Information provided –
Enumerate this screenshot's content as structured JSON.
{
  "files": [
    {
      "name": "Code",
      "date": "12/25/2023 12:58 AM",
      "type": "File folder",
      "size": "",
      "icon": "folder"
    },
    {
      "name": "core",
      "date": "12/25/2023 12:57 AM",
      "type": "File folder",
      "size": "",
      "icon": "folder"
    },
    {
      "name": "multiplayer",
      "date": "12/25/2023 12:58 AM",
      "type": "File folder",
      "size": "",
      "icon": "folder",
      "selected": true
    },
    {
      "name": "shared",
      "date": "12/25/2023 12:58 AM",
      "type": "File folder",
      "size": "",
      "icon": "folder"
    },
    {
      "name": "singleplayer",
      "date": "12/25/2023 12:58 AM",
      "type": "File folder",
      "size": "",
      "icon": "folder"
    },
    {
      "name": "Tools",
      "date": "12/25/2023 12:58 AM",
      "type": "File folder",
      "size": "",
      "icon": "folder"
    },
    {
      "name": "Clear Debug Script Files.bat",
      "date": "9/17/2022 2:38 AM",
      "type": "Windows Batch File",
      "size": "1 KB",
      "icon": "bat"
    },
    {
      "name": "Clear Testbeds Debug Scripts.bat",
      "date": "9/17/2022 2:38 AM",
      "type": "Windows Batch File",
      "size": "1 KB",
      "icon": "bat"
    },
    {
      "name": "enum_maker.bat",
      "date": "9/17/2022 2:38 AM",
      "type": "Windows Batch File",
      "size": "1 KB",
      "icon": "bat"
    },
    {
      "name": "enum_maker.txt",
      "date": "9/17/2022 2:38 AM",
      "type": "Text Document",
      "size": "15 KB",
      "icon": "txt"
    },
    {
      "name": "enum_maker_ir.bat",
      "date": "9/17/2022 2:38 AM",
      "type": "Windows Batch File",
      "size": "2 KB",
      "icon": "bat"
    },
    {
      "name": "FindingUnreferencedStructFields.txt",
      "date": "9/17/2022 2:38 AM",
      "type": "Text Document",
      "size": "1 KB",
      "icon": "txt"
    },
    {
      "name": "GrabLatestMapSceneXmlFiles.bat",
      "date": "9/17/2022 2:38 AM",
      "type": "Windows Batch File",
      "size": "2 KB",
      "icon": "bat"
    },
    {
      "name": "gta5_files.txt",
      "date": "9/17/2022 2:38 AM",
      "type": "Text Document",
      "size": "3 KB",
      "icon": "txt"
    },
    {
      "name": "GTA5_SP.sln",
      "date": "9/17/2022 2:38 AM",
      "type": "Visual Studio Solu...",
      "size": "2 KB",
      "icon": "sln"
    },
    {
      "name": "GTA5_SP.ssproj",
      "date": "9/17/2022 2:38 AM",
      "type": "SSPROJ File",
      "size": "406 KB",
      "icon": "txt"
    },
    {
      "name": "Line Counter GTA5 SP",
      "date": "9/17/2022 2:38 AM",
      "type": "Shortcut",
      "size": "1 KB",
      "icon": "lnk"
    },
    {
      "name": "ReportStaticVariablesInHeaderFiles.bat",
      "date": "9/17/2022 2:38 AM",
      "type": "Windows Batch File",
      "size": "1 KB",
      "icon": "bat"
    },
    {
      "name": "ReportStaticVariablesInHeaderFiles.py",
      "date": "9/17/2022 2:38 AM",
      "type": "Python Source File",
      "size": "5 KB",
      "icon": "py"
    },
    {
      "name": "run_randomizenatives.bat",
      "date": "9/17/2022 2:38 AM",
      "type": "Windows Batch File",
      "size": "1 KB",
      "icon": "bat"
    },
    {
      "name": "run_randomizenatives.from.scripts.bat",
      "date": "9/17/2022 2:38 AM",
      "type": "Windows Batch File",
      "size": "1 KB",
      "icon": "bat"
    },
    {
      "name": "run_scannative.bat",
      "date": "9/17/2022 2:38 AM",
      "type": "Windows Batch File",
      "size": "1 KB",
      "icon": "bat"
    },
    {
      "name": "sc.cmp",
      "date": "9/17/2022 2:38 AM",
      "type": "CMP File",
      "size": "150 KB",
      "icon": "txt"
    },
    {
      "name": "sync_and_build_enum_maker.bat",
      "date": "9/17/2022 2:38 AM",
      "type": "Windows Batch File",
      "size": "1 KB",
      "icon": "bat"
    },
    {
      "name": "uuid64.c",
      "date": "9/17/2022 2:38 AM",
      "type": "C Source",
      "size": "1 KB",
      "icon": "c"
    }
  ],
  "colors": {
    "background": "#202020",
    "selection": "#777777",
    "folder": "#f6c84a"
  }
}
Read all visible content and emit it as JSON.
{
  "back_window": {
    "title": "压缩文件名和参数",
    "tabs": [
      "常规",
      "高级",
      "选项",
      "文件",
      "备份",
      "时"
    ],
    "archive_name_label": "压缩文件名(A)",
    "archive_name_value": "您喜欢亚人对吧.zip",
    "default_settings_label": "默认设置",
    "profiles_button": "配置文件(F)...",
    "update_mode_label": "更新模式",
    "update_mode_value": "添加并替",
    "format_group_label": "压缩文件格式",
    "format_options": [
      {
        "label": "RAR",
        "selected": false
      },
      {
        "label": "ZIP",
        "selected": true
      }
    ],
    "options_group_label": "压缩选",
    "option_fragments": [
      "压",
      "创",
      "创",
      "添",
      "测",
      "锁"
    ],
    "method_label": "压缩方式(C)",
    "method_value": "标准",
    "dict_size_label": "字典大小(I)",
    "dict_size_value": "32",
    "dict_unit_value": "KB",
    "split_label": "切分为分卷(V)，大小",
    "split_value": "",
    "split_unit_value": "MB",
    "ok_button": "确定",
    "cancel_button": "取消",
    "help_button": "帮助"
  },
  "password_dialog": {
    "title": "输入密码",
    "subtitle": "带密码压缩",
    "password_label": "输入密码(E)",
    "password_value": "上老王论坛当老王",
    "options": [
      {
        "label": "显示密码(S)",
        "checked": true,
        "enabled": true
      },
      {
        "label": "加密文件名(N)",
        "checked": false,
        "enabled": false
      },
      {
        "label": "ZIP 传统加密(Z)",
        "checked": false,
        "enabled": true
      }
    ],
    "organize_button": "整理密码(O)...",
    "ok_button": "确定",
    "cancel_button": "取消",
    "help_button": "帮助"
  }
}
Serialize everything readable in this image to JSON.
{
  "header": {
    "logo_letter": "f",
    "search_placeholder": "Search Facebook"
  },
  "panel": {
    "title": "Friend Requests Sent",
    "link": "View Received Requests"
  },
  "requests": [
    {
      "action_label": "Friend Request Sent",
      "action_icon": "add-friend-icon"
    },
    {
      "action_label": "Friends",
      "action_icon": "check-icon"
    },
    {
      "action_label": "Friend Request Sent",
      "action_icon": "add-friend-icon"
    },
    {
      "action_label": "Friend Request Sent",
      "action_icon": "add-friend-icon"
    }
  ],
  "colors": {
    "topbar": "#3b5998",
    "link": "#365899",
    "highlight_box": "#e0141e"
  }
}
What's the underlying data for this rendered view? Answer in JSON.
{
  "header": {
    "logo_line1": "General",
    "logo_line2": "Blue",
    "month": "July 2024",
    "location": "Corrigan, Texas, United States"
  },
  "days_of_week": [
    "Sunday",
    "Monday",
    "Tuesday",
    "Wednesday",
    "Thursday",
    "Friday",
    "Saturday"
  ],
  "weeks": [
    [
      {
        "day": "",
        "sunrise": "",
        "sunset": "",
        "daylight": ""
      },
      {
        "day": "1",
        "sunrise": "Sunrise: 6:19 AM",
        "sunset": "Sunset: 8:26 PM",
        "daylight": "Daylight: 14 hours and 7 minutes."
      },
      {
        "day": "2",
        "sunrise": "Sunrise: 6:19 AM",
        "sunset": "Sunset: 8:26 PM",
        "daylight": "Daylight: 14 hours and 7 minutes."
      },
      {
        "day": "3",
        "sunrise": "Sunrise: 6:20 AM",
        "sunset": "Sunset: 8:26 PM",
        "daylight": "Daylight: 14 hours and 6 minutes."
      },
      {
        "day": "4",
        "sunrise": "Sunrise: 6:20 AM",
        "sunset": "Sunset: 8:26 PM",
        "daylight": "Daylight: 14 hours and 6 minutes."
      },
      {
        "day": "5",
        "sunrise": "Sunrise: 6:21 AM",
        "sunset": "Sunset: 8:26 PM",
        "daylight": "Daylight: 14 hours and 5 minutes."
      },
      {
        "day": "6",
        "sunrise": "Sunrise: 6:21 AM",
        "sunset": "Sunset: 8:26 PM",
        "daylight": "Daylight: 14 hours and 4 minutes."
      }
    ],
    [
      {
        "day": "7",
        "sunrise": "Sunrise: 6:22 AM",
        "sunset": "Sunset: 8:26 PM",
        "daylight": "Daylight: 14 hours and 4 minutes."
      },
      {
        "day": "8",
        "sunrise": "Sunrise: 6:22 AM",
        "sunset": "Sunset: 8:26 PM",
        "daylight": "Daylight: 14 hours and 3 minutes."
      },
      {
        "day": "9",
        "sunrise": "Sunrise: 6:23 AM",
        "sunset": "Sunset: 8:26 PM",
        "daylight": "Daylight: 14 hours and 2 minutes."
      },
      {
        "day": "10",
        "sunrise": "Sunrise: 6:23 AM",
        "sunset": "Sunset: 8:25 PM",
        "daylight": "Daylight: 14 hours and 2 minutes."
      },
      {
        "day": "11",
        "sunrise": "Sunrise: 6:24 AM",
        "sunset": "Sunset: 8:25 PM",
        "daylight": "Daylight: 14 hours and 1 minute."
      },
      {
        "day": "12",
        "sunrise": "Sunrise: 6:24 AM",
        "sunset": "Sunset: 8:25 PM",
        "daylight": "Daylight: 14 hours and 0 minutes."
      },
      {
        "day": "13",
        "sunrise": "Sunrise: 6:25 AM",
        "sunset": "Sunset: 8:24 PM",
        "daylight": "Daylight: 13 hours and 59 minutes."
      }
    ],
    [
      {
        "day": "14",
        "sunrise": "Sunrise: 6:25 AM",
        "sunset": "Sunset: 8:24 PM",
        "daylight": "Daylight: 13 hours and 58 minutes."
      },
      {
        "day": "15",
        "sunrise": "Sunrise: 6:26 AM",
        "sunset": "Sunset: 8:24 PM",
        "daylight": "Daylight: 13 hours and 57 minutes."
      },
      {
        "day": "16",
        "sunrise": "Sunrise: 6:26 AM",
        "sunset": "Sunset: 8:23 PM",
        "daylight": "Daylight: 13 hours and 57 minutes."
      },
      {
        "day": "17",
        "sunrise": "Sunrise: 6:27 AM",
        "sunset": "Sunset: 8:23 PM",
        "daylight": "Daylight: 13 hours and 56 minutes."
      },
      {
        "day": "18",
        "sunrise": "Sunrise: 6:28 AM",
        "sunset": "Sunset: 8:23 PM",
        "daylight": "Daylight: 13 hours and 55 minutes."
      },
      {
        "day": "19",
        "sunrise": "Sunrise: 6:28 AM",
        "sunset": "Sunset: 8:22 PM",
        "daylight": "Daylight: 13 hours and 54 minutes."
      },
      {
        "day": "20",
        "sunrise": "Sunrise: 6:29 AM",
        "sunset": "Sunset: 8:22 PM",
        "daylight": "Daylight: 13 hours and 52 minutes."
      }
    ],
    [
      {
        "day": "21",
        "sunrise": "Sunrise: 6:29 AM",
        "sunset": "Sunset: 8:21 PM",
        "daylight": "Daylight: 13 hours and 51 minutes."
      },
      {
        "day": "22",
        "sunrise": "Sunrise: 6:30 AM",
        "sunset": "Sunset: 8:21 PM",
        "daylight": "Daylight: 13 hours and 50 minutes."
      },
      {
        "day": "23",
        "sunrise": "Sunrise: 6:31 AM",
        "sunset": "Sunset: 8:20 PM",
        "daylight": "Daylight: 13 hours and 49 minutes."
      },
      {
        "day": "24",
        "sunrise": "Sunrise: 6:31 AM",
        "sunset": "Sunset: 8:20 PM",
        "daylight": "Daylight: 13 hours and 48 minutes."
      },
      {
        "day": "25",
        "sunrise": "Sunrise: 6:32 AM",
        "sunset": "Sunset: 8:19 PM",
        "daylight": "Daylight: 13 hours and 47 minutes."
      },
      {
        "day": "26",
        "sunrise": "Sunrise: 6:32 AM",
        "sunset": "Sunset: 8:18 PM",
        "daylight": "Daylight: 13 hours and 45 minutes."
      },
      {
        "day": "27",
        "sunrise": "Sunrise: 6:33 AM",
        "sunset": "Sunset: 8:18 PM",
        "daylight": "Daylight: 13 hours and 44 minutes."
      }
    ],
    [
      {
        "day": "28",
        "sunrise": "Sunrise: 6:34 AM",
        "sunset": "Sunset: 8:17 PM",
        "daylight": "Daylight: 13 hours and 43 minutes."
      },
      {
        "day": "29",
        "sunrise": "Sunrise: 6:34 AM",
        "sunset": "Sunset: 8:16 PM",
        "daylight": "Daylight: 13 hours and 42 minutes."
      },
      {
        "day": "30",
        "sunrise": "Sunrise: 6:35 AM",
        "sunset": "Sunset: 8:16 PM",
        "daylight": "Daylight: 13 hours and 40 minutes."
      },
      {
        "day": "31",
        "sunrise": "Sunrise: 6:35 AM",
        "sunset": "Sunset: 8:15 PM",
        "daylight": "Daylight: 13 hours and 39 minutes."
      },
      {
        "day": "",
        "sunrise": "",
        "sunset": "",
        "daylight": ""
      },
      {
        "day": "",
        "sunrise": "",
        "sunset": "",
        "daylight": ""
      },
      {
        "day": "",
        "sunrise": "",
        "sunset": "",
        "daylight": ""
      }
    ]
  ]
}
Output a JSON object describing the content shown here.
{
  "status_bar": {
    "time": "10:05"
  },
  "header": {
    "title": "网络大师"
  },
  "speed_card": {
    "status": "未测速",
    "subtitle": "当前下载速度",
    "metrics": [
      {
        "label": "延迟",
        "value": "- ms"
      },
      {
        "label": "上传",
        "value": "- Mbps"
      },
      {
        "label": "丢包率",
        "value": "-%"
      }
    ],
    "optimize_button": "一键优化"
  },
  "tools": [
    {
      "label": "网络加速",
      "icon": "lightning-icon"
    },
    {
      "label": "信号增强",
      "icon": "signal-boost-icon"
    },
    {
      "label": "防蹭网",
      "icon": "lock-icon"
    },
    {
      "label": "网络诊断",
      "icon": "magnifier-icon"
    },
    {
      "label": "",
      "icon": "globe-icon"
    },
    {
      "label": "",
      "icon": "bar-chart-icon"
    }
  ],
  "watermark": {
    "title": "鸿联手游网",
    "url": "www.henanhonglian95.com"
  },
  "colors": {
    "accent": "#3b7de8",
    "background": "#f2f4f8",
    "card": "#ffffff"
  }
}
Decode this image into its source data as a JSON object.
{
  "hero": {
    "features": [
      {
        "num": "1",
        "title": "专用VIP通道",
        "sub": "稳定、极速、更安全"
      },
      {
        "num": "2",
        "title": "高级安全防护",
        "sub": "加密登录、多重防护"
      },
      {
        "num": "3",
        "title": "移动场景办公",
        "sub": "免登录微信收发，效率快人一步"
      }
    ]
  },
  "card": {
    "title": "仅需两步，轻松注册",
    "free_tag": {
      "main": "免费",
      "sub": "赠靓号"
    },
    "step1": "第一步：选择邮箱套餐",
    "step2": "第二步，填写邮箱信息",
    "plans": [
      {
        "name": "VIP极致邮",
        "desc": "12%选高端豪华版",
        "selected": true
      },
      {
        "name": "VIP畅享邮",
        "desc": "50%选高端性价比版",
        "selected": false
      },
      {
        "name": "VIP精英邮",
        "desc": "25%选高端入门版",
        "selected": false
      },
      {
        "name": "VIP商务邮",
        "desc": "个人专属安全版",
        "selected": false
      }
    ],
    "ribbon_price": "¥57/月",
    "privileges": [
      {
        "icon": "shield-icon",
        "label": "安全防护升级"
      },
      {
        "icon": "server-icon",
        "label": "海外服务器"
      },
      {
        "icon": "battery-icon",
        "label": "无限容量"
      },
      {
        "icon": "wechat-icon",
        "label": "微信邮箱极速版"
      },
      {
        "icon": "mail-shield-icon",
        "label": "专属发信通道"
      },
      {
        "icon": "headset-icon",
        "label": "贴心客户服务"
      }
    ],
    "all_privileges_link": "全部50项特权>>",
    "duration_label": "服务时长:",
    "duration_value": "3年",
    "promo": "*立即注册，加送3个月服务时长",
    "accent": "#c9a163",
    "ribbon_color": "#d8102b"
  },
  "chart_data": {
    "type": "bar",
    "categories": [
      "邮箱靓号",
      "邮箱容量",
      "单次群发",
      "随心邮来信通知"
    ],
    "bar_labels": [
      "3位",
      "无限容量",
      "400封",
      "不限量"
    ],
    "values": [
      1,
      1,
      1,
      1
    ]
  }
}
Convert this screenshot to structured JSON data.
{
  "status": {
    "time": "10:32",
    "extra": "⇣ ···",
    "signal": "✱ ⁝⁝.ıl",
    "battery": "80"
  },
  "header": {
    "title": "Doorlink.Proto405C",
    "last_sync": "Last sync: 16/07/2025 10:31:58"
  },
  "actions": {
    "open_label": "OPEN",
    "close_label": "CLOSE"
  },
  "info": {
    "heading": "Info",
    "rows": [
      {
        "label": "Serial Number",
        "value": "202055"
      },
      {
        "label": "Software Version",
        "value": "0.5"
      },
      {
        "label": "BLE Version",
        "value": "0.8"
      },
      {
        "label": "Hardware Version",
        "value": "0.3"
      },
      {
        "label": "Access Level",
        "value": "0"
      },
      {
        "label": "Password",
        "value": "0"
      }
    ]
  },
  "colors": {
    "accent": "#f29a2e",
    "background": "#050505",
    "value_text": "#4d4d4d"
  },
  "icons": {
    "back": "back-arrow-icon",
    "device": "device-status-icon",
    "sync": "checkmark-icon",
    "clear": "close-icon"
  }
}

Task – Repeat precisely the lines of the data starting at the one containing "Convert this screenshot", last line included.

Result for this exercise –
Convert this screenshot to structured JSON data.
{
  "status": {
    "time": "10:32",
    "extra": "⇣ ···",
    "signal": "✱ ⁝⁝.ıl",
    "battery": "80"
  },
  "header": {
    "title": "Doorlink.Proto405C",
    "last_sync": "Last sync: 16/07/2025 10:31:58"
  },
  "actions": {
    "open_label": "OPEN",
    "close_label": "CLOSE"
  },
  "info": {
    "heading": "Info",
    "rows": [
      {
        "label": "Serial Number",
        "value": "202055"
      },
      {
        "label": "Software Version",
        "value": "0.5"
      },
      {
        "label": "BLE Version",
        "value": "0.8"
      },
      {
        "label": "Hardware Version",
        "value": "0.3"
      },
      {
        "label": "Access Level",
        "value": "0"
      },
      {
        "label": "Password",
        "value": "0"
      }
    ]
  },
  "colors": {
    "accent": "#f29a2e",
    "background": "#050505",
    "value_text": "#4d4d4d"
  },
  "icons": {
    "back": "back-arrow-icon",
    "device": "device-status-icon",
    "sync": "checkmark-icon",
    "clear": "close-icon"
  }
}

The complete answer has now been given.